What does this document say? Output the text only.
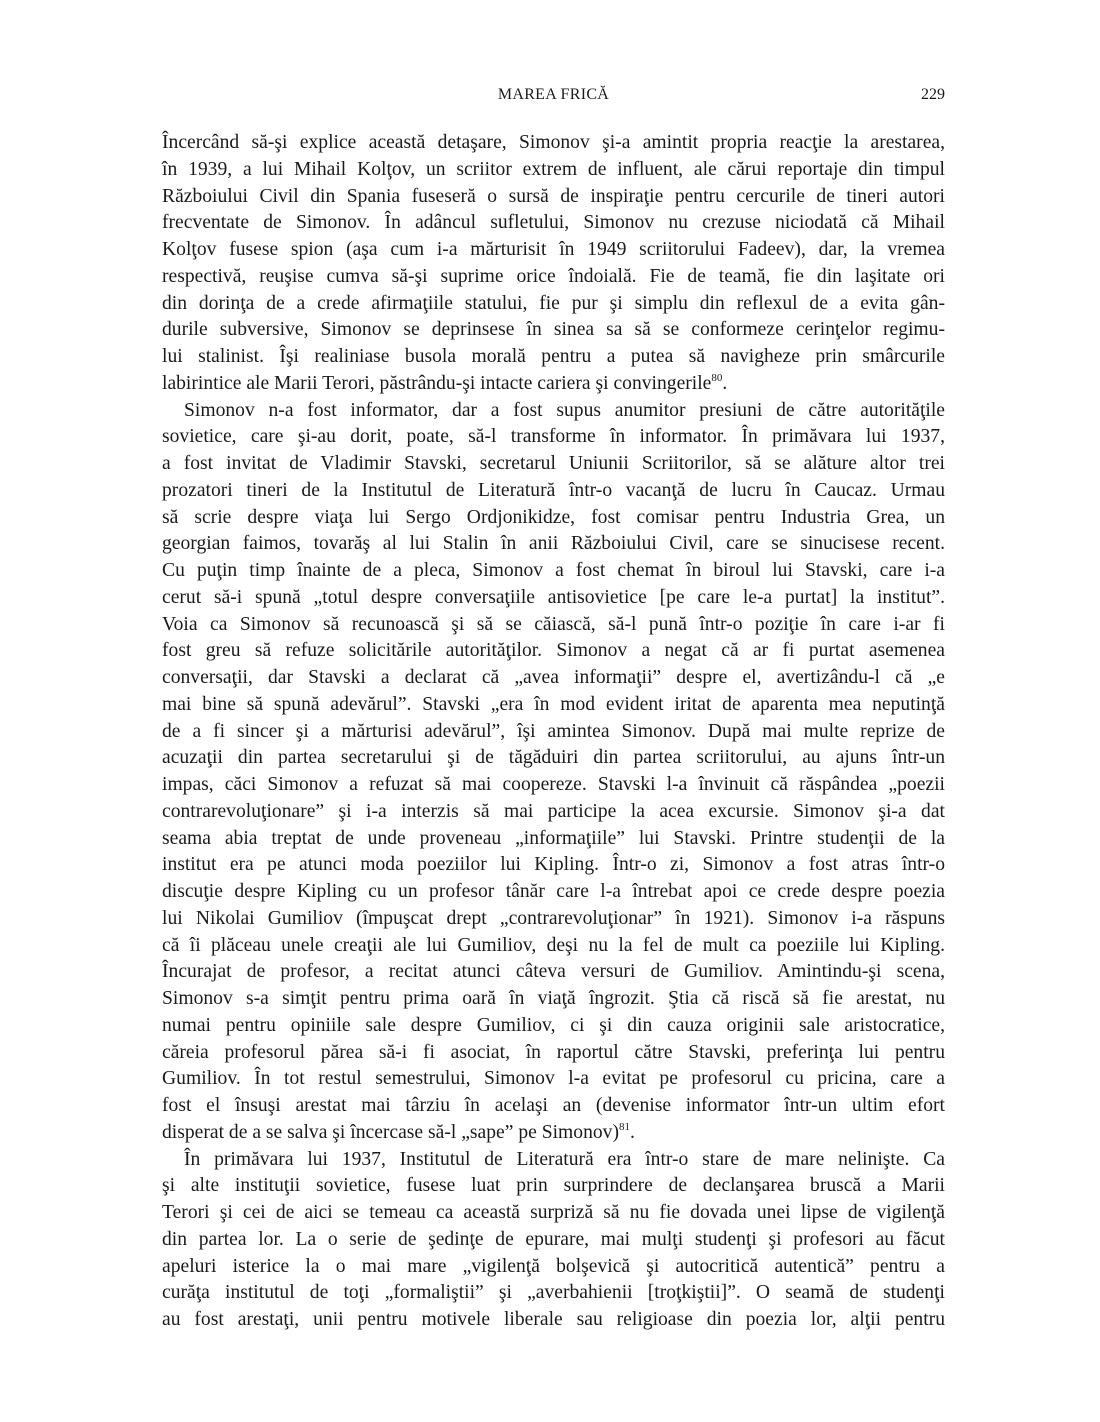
MAREA FRICĂ	229
Încercând să-şi explice această detaşare, Simonov şi-a amintit propria reacţie la arestarea,
în 1939, a lui Mihail Kolţov, un scriitor extrem de influent, ale cărui reportaje din timpul
Războiului Civil din Spania fuseseră o sursă de inspiraţie pentru cercurile de tineri autori
frecventate de Simonov. În adâncul sufletului, Simonov nu crezuse niciodată că Mihail
Kolţov fusese spion (aşa cum i-a mărturisit în 1949 scriitorului Fadeev), dar, la vremea
respectivă, reuşise cumva să-şi suprime orice îndoială. Fie de teamă, fie din laşitate ori
din dorinţa de a crede afirmaţiile statului, fie pur şi simplu din reflexul de a evita gân-
durile subversive, Simonov se deprinsese în sinea sa să se conformeze cerinţelor regimu-
lui stalinist. Îşi realiniase busola morală pentru a putea să navigheze prin smârcurile
labirintice ale Marii Terori, păstrându-şi intacte cariera şi convingerile$^{80}$.
Simonov n-a fost informator, dar a fost supus anumitor presiuni de către autorităţile
sovietice, care şi-au dorit, poate, să-l transforme în informator. În primăvara lui 1937,
a fost invitat de Vladimir Stavski, secretarul Uniunii Scriitorilor, să se alăture altor trei
prozatori tineri de la Institutul de Literatură într-o vacanţă de lucru în Caucaz. Urmau
să scrie despre viaţa lui Sergo Ordjonikidze, fost comisar pentru Industria Grea, un
georgian faimos, tovarăş al lui Stalin în anii Războiului Civil, care se sinucisese recent.
Cu puţin timp înainte de a pleca, Simonov a fost chemat în biroul lui Stavski, care i-a
cerut să-i spună „totul despre conversaţiile antisovietice [pe care le-a purtat] la institut”.
Voia ca Simonov să recunoască şi să se căiască, să-l pună într-o poziţie în care i-ar fi
fost greu să refuze solicitările autorităţilor. Simonov a negat că ar fi purtat asemenea
conversaţii, dar Stavski a declarat că „avea informaţii” despre el, avertizându-l că „e
mai bine să spună adevărul”. Stavski „era în mod evident iritat de aparenta mea neputinţă
de a fi sincer şi a mărturisi adevărul”, îşi amintea Simonov. După mai multe reprize de
acuzaţii din partea secretarului şi de tăgăduiri din partea scriitorului, au ajuns într-un
impas, căci Simonov a refuzat să mai coopereze. Stavski l-a învinuit că răspândea „poezii
contrarevoluţionare” şi i-a interzis să mai participe la acea excursie. Simonov şi-a dat
seama abia treptat de unde proveneau „informaţiile” lui Stavski. Printre studenţii de la
institut era pe atunci moda poeziilor lui Kipling. Într-o zi, Simonov a fost atras într-o
discuţie despre Kipling cu un profesor tânăr care l-a întrebat apoi ce crede despre poezia
lui Nikolai Gumiliov (împuşcat drept „contrarevoluţionar” în 1921). Simonov i-a răspuns
că îi plăceau unele creaţii ale lui Gumiliov, deşi nu la fel de mult ca poeziile lui Kipling.
Încurajat de profesor, a recitat atunci câteva versuri de Gumiliov. Amintindu-şi scena,
Simonov s-a simţit pentru prima oară în viaţă îngrozit. Ştia că riscă să fie arestat, nu
numai pentru opiniile sale despre Gumiliov, ci şi din cauza originii sale aristocratice,
căreia profesorul părea să-i fi asociat, în raportul către Stavski, preferinţa lui pentru
Gumiliov. În tot restul semestrului, Simonov l-a evitat pe profesorul cu pricina, care a
fost el însuşi arestat mai târziu în acelaşi an (devenise informator într-un ultim efort
disperat de a se salva şi încercase să-l „sape” pe Simonov)$^{81}$.
În primăvara lui 1937, Institutul de Literatură era într-o stare de mare nelinişte. Ca
şi alte instituţii sovietice, fusese luat prin surprindere de declanşarea bruscă a Marii
Terori şi cei de aici se temeau ca această surpriză să nu fie dovada unei lipse de vigilenţă
din partea lor. La o serie de şedinţe de epurare, mai mulţi studenţi şi profesori au făcut
apeluri isterice la o mai mare „vigilenţă bolşevică şi autocritică autentică” pentru a
curăţa institutul de toţi „formaliştii” şi „averbahienii [troţkiştii]”. O seamă de studenţi
au fost arestaţi, unii pentru motivele liberale sau religioase din poezia lor, alţii pentru
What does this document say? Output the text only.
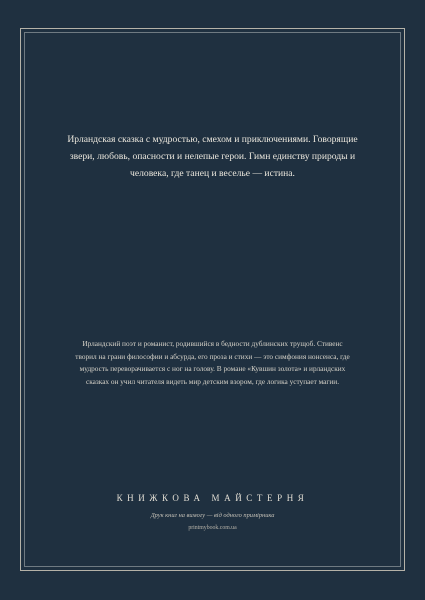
Ирландская сказка с мудростью, смехом и приключениями. Говорящие звери, любовь, опасности и нелепые герои. Гимн единству природы и человека, где танец и веселье — истина.
Ирландский поэт и романист, родившийся в бедности дублинских трущоб. Стивенс творил на грани философии и абсурда, его проза и стихи — это симфония нонсенса, где мудрость переворачивается с ног на голову. В романе «Кувшин золота» и ирландских сказках он учил читателя видеть мир детским взором, где логика уступает магии.
КНИЖКОВА МАЙСТЕРНЯ
Друк книг на вимогу — від одного примірника
printmybook.com.ua
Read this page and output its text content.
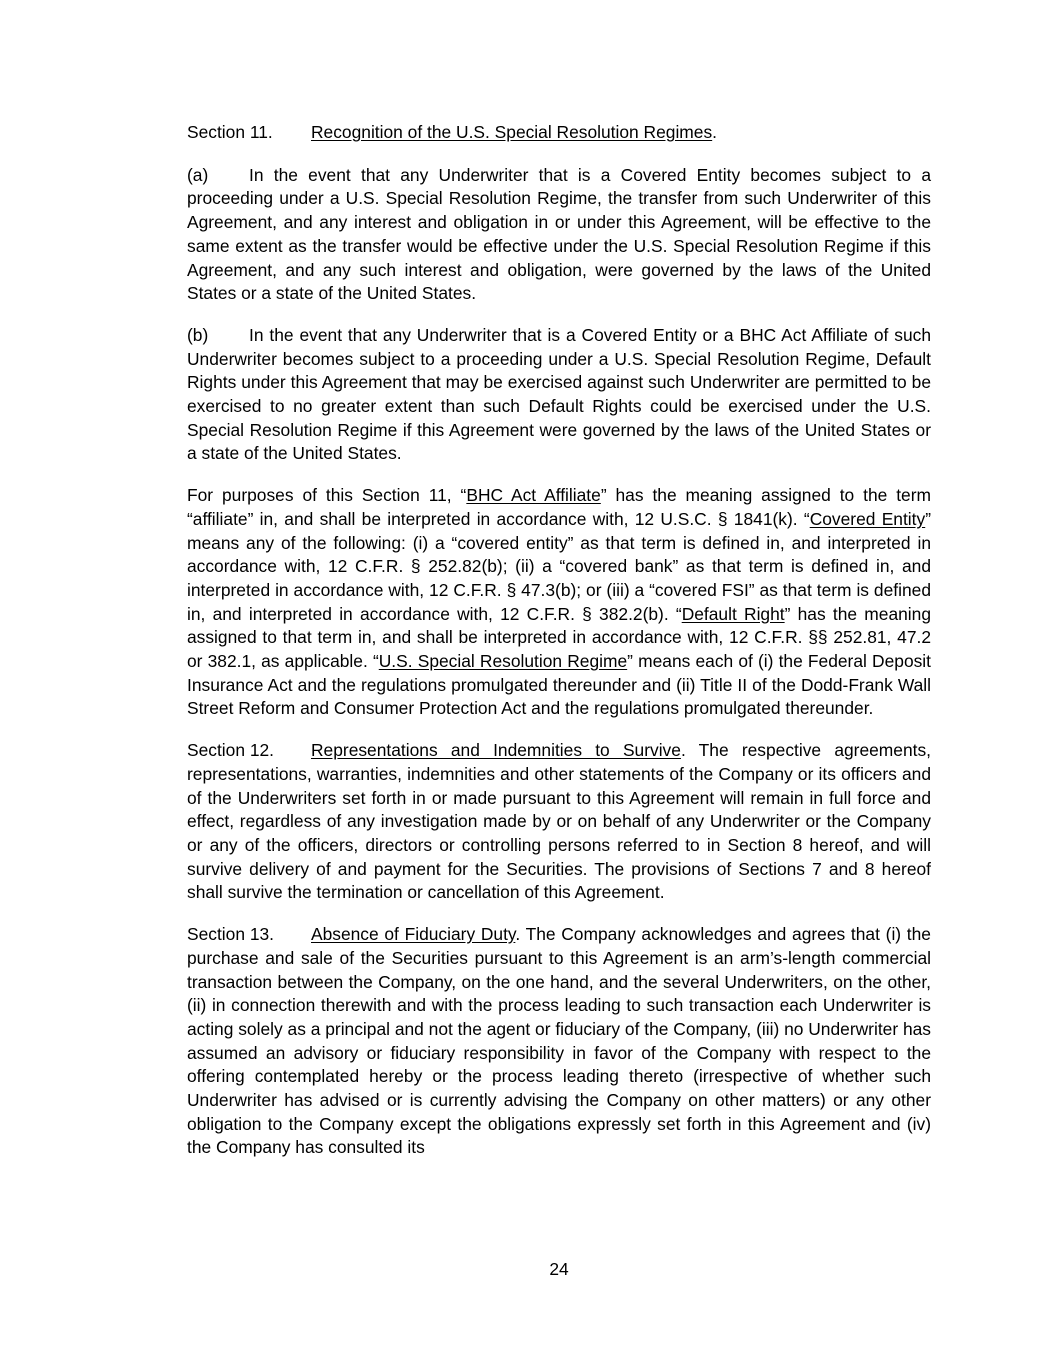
Section 11. Recognition of the U.S. Special Resolution Regimes.

(a) In the event that any Underwriter that is a Covered Entity becomes subject to a proceeding under a U.S. Special Resolution Regime, the transfer from such Underwriter of this Agreement, and any interest and obligation in or under this Agreement, will be effective to the same extent as the transfer would be effective under the U.S. Special Resolution Regime if this Agreement, and any such interest and obligation, were governed by the laws of the United States or a state of the United States.

(b) In the event that any Underwriter that is a Covered Entity or a BHC Act Affiliate of such Underwriter becomes subject to a proceeding under a U.S. Special Resolution Regime, Default Rights under this Agreement that may be exercised against such Underwriter are permitted to be exercised to no greater extent than such Default Rights could be exercised under the U.S. Special Resolution Regime if this Agreement were governed by the laws of the United States or a state of the United States.

For purposes of this Section 11, “BHC Act Affiliate” has the meaning assigned to the term “affiliate” in, and shall be interpreted in accordance with, 12 U.S.C. § 1841(k). “Covered Entity” means any of the following: (i) a “covered entity” as that term is defined in, and interpreted in accordance with, 12 C.F.R. § 252.82(b); (ii) a “covered bank” as that term is defined in, and interpreted in accordance with, 12 C.F.R. § 47.3(b); or (iii) a “covered FSI” as that term is defined in, and interpreted in accordance with, 12 C.F.R. § 382.2(b). “Default Right” has the meaning assigned to that term in, and shall be interpreted in accordance with, 12 C.F.R. §§ 252.81, 47.2 or 382.1, as applicable. “U.S. Special Resolution Regime” means each of (i) the Federal Deposit Insurance Act and the regulations promulgated thereunder and (ii) Title II of the Dodd-Frank Wall Street Reform and Consumer Protection Act and the regulations promulgated thereunder.

Section 12. Representations and Indemnities to Survive. The respective agreements, representations, warranties, indemnities and other statements of the Company or its officers and of the Underwriters set forth in or made pursuant to this Agreement will remain in full force and effect, regardless of any investigation made by or on behalf of any Underwriter or the Company or any of the officers, directors or controlling persons referred to in Section 8 hereof, and will survive delivery of and payment for the Securities. The provisions of Sections 7 and 8 hereof shall survive the termination or cancellation of this Agreement.

Section 13. Absence of Fiduciary Duty. The Company acknowledges and agrees that (i) the purchase and sale of the Securities pursuant to this Agreement is an arm’s-length commercial transaction between the Company, on the one hand, and the several Underwriters, on the other, (ii) in connection therewith and with the process leading to such transaction each Underwriter is acting solely as a principal and not the agent or fiduciary of the Company, (iii) no Underwriter has assumed an advisory or fiduciary responsibility in favor of the Company with respect to the offering contemplated hereby or the process leading thereto (irrespective of whether such Underwriter has advised or is currently advising the Company on other matters) or any other obligation to the Company except the obligations expressly set forth in this Agreement and (iv) the Company has consulted its

24
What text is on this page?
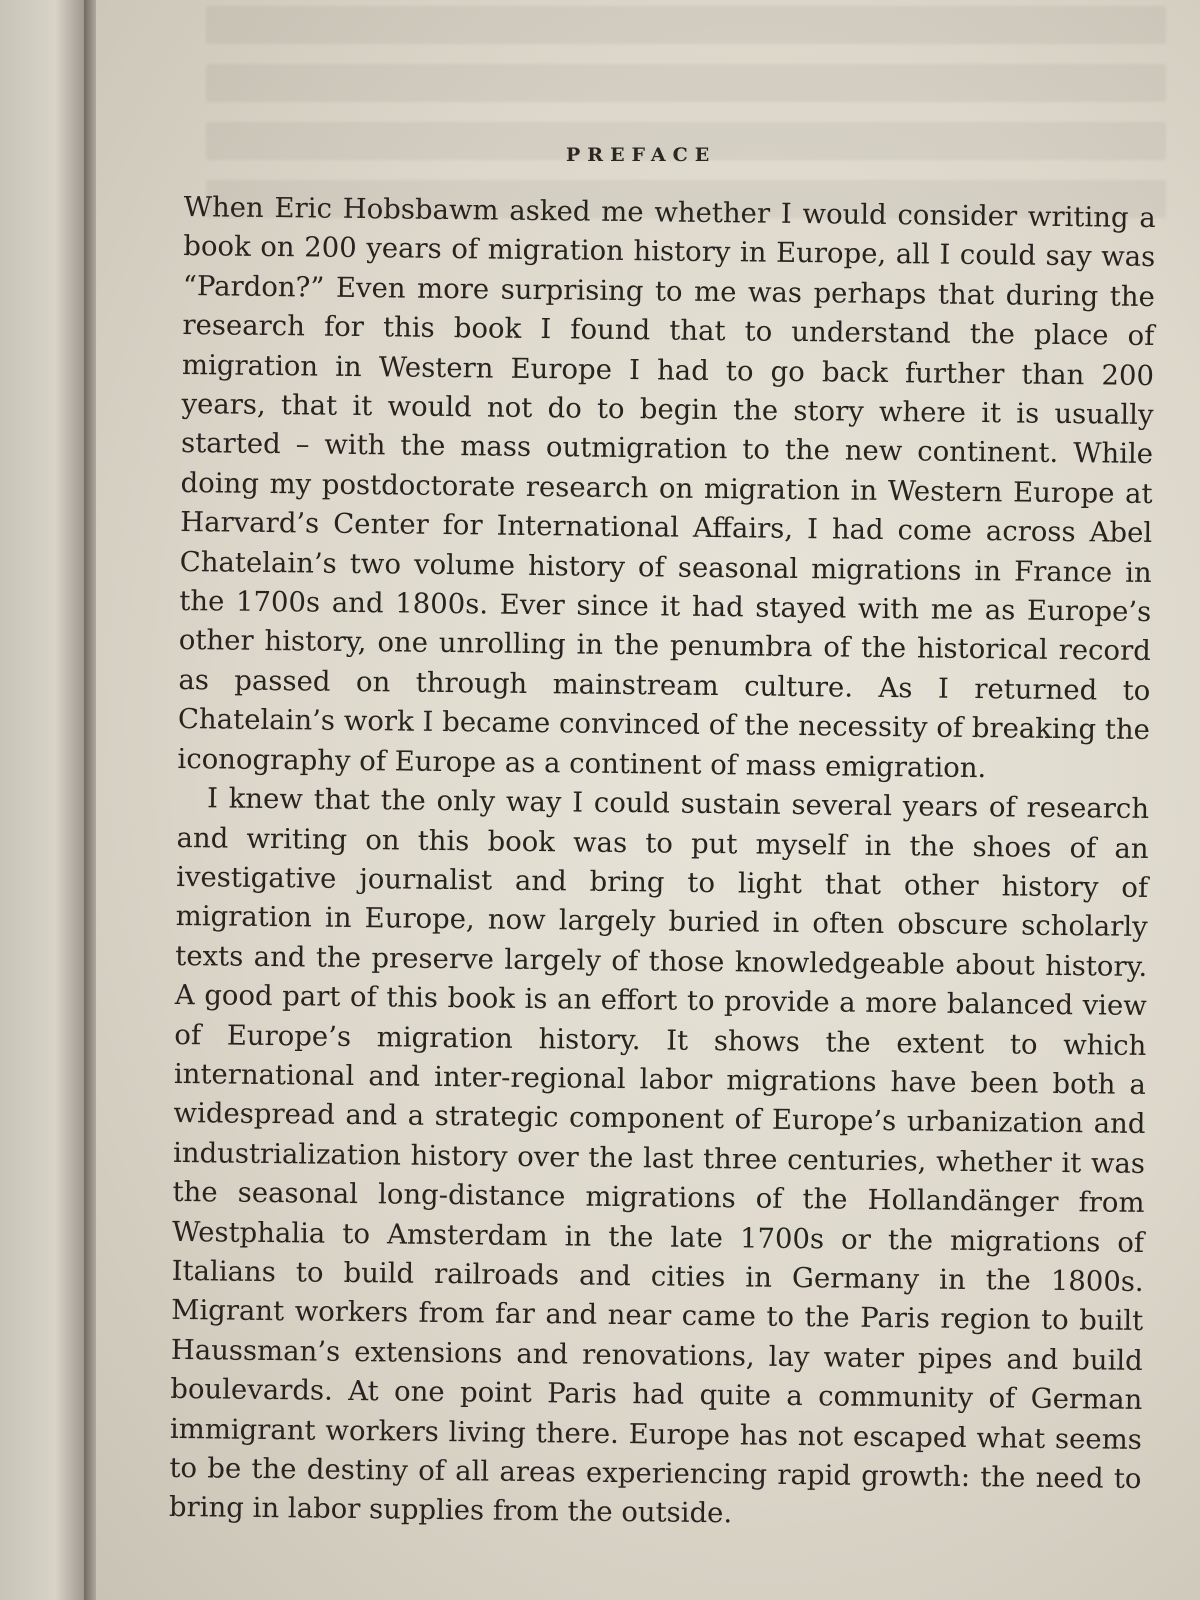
PREFACE

When Eric Hobsbawm asked me whether I would consider writing a book on 200 years of migration history in Europe, all I could say was “Pardon?” Even more surprising to me was perhaps that during the research for this book I found that to understand the place of migration in Western Europe I had to go back further than 200 years, that it would not do to begin the story where it is usually started – with the mass outmigration to the new continent. While doing my postdoctorate research on migration in Western Europe at Harvard’s Center for International Affairs, I had come across Abel Chatelain’s two volume history of seasonal migrations in France in the 1700s and 1800s. Ever since it had stayed with me as Europe’s other history, one unrolling in the penumbra of the historical record as passed on through mainstream culture. As I returned to Chatelain’s work I became convinced of the necessity of breaking the iconography of Europe as a continent of mass emigration.

I knew that the only way I could sustain several years of research and writing on this book was to put myself in the shoes of an ivestigative journalist and bring to light that other history of migration in Europe, now largely buried in often obscure scholarly texts and the preserve largely of those knowledgeable about history. A good part of this book is an effort to provide a more balanced view of Europe’s migration history. It shows the extent to which international and inter-regional labor migrations have been both a widespread and a strategic component of Europe’s urbanization and industrialization history over the last three centuries, whether it was the seasonal long-distance migrations of the Hollandänger from Westphalia to Amsterdam in the late 1700s or the migrations of Italians to build railroads and cities in Germany in the 1800s. Migrant workers from far and near came to the Paris region to built Haussman’s extensions and renovations, lay water pipes and build boulevards. At one point Paris had quite a community of German immigrant workers living there. Europe has not escaped what seems to be the destiny of all areas experiencing rapid growth: the need to bring in labor supplies from the outside.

════════════════

## WHAT IS REQUIRED:
Copy each line of the data above that holds "fost".

## ANSWER IN FULL:
Simonov n-a fost informator, dar a fost supus anumitor presiuni de către autorităţile
a fost invitat de Vladimir Stavski, secretarul Uniunii Scriitorilor, să se alăture altor trei
să scrie despre viaţa lui Sergo Ordjonikidze, fost comisar pentru Industria Grea, un
Cu puţin timp înainte de a pleca, Simonov a fost chemat în biroul lui Stavski, care i-a
fost greu să refuze solicitările autorităţilor. Simonov a negat că ar fi purtat asemenea
institut era pe atunci moda poeziilor lui Kipling. Într-o zi, Simonov a fost atras într-o
fost el însuşi arestat mai târziu în acelaşi an (devenise informator într-un ultim efort
au fost arestaţi, unii pentru motivele liberale sau religioase din poezia lor, alţii pentru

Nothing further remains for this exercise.